DATA SHOWN
....................

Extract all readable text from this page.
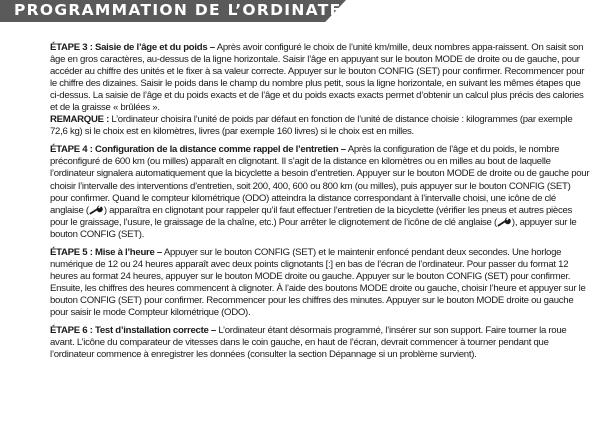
PROGRAMMATION DE L’ORDINATEUR

ÉTAPE 3 : Saisie de l’âge et du poids – Après avoir configuré le choix de l’unité km/mille, deux nombres appa-raissent. On saisit son âge en gros caractères, au-dessus de la ligne horizontale. Saisir l’âge en appuyant sur le bouton MODE de droite ou de gauche, pour accéder au chiffre des unités et le fixer à sa valeur correcte. Appuyer sur le bouton CONFIG (SET) pour confirmer. Recommencer pour le chiffre des dizaines. Saisir le poids dans le champ du nombre plus petit, sous la ligne horizontale, en suivant les mêmes étapes que ci-dessus. La saisie de l’âge et du poids exacts et de l’âge et du poids exacts exacts permet d’obtenir un calcul plus précis des calories et de la graisse « brûlées ».

REMARQUE : L’ordinateur choisira l’unité de poids par défaut en fonction de l’unité de distance choisie : kilogrammes (par exemple 72,6 kg) si le choix est en kilomètres, livres (par exemple 160 livres) si le choix est en milles.

ÉTAPE 4 : Configuration de la distance comme rappel de l’entretien – Après la configuration de l’âge et du poids, le nombre préconfiguré de 600 km (ou milles) apparaît en clignotant. Il s’agit de la distance en kilomètres ou en milles au bout de laquelle l’ordinateur signalera automatiquement que la bicyclette a besoin d’entretien. Appuyer sur le bouton MODE de droite ou de gauche pour choisir l’intervalle des interventions d’entretien, soit 200, 400, 600 ou 800 km (ou milles), puis appuyer sur le bouton CONFIG (SET) pour confirmer. Quand le compteur kilométrique (ODO) atteindra la distance correspondant à l’intervalle choisi, une icône de clé anglaise ( ) apparaîtra en clignotant pour rappeler qu’il faut effectuer l’entretien de la bicyclette (vérifier les pneus et autres pièces pour le graissage, l’usure, le graissage de la chaîne, etc.) Pour arrêter le clignotement de l’icône de clé anglaise ( ), appuyer sur le bouton CONFIG (SET).

ÉTAPE 5 : Mise à l’heure – Appuyer sur le bouton CONFIG (SET) et le maintenir enfoncé pendant deux secondes. Une horloge numérique de 12 ou 24 heures apparaît avec deux points clignotants [:] en bas de l’écran de l’ordinateur. Pour passer du format 12 heures au format 24 heures, appuyer sur le bouton MODE droite ou gauche. Appuyer sur le bouton CONFIG (SET) pour confirmer. Ensuite, les chiffres des heures commencent à clignoter. À l’aide des boutons MODE droite ou gauche, choisir l’heure et appuyer sur le bouton CONFIG (SET) pour confirmer. Recommencer pour les chiffres des minutes. Appuyer sur le bouton MODE droite ou gauche pour saisir le mode Compteur kilométrique (ODO).

ÉTAPE 6 : Test d’installation correcte – L’ordinateur étant désormais programmé, l’insérer sur son support. Faire tourner la roue avant. L’icône du comparateur de vitesses dans le coin gauche, en haut de l’écran, devrait commencer à tourner pendant que l’ordinateur commence à enregistrer les données (consulter la section Dépannage si un problème survient).
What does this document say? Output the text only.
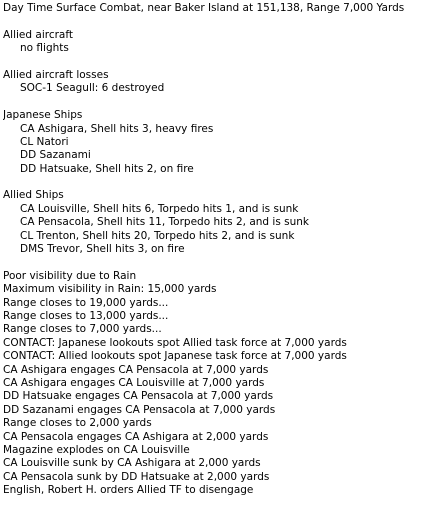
Day Time Surface Combat, near Baker Island at 151,138, Range 7,000 Yards
Allied aircraft
no flights
Allied aircraft losses
SOC-1 Seagull: 6 destroyed
Japanese Ships
CA Ashigara, Shell hits 3, heavy fires
CL Natori
DD Sazanami
DD Hatsuake, Shell hits 2, on fire
Allied Ships
CA Louisville, Shell hits 6, Torpedo hits 1, and is sunk
CA Pensacola, Shell hits 11, Torpedo hits 2, and is sunk
CL Trenton, Shell hits 20, Torpedo hits 2, and is sunk
DMS Trevor, Shell hits 3, on fire
Poor visibility due to Rain
Maximum visibility in Rain: 15,000 yards
Range closes to 19,000 yards...
Range closes to 13,000 yards...
Range closes to 7,000 yards...
CONTACT: Japanese lookouts spot Allied task force at 7,000 yards
CONTACT: Allied lookouts spot Japanese task force at 7,000 yards
CA Ashigara engages CA Pensacola at 7,000 yards
CA Ashigara engages CA Louisville at 7,000 yards
DD Hatsuake engages CA Pensacola at 7,000 yards
DD Sazanami engages CA Pensacola at 7,000 yards
Range closes to 2,000 yards
CA Pensacola engages CA Ashigara at 2,000 yards
Magazine explodes on CA Louisville
CA Louisville sunk by CA Ashigara at 2,000 yards
CA Pensacola sunk by DD Hatsuake at 2,000 yards
English, Robert H. orders Allied TF to disengage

....................

WRITTEN EXERCISE
Restate the whole listing above exactly, please, omitting every image.

ANSWER IN FULL
Extract all readable text from this page.
PROGRAMMATION DE L’ORDINATEUR

ÉTAPE 3 : Saisie de l’âge et du poids – Après avoir configuré le choix de l’unité km/mille, deux nombres appa-raissent. On saisit son âge en gros caractères, au-dessus de la ligne horizontale. Saisir l’âge en appuyant sur le bouton MODE de droite ou de gauche, pour accéder au chiffre des unités et le fixer à sa valeur correcte. Appuyer sur le bouton CONFIG (SET) pour confirmer. Recommencer pour le chiffre des dizaines. Saisir le poids dans le champ du nombre plus petit, sous la ligne horizontale, en suivant les mêmes étapes que ci-dessus. La saisie de l’âge et du poids exacts et de l’âge et du poids exacts exacts permet d’obtenir un calcul plus précis des calories et de la graisse « brûlées ».

REMARQUE : L’ordinateur choisira l’unité de poids par défaut en fonction de l’unité de distance choisie : kilogrammes (par exemple 72,6 kg) si le choix est en kilomètres, livres (par exemple 160 livres) si le choix est en milles.

ÉTAPE 4 : Configuration de la distance comme rappel de l’entretien – Après la configuration de l’âge et du poids, le nombre préconfiguré de 600 km (ou milles) apparaît en clignotant. Il s’agit de la distance en kilomètres ou en milles au bout de laquelle l’ordinateur signalera automatiquement que la bicyclette a besoin d’entretien. Appuyer sur le bouton MODE de droite ou de gauche pour choisir l’intervalle des interventions d’entretien, soit 200, 400, 600 ou 800 km (ou milles), puis appuyer sur le bouton CONFIG (SET) pour confirmer. Quand le compteur kilométrique (ODO) atteindra la distance correspondant à l’intervalle choisi, une icône de clé anglaise ( ) apparaîtra en clignotant pour rappeler qu’il faut effectuer l’entretien de la bicyclette (vérifier les pneus et autres pièces pour le graissage, l’usure, le graissage de la chaîne, etc.) Pour arrêter le clignotement de l’icône de clé anglaise ( ), appuyer sur le bouton CONFIG (SET).

ÉTAPE 5 : Mise à l’heure – Appuyer sur le bouton CONFIG (SET) et le maintenir enfoncé pendant deux secondes. Une horloge numérique de 12 ou 24 heures apparaît avec deux points clignotants [:] en bas de l’écran de l’ordinateur. Pour passer du format 12 heures au format 24 heures, appuyer sur le bouton MODE droite ou gauche. Appuyer sur le bouton CONFIG (SET) pour confirmer. Ensuite, les chiffres des heures commencent à clignoter. À l’aide des boutons MODE droite ou gauche, choisir l’heure et appuyer sur le bouton CONFIG (SET) pour confirmer. Recommencer pour les chiffres des minutes. Appuyer sur le bouton MODE droite ou gauche pour saisir le mode Compteur kilométrique (ODO).

ÉTAPE 6 : Test d’installation correcte – L’ordinateur étant désormais programmé, l’insérer sur son support. Faire tourner la roue avant. L’icône du comparateur de vitesses dans le coin gauche, en haut de l’écran, devrait commencer à tourner pendant que l’ordinateur commence à enregistrer les données (consulter la section Dépannage si un problème survient).
What does this document say? Output the text only.
Day Time Surface Combat, near Baker Island at 151,138, Range 7,000 Yards
Allied aircraft
no flights
Allied aircraft losses
SOC-1 Seagull: 6 destroyed
Japanese Ships
CA Ashigara, Shell hits 3, heavy fires
CL Natori
DD Sazanami
DD Hatsuake, Shell hits 2, on fire
Allied Ships
CA Louisville, Shell hits 6, Torpedo hits 1, and is sunk
CA Pensacola, Shell hits 11, Torpedo hits 2, and is sunk
CL Trenton, Shell hits 20, Torpedo hits 2, and is sunk
DMS Trevor, Shell hits 3, on fire
Poor visibility due to Rain
Maximum visibility in Rain: 15,000 yards
Range closes to 19,000 yards...
Range closes to 13,000 yards...
Range closes to 7,000 yards...
CONTACT: Japanese lookouts spot Allied task force at 7,000 yards
CONTACT: Allied lookouts spot Japanese task force at 7,000 yards
CA Ashigara engages CA Pensacola at 7,000 yards
CA Ashigara engages CA Louisville at 7,000 yards
DD Hatsuake engages CA Pensacola at 7,000 yards
DD Sazanami engages CA Pensacola at 7,000 yards
Range closes to 2,000 yards
CA Pensacola engages CA Ashigara at 2,000 yards
Magazine explodes on CA Louisville
CA Louisville sunk by CA Ashigara at 2,000 yards
CA Pensacola sunk by DD Hatsuake at 2,000 yards
English, Robert H. orders Allied TF to disengage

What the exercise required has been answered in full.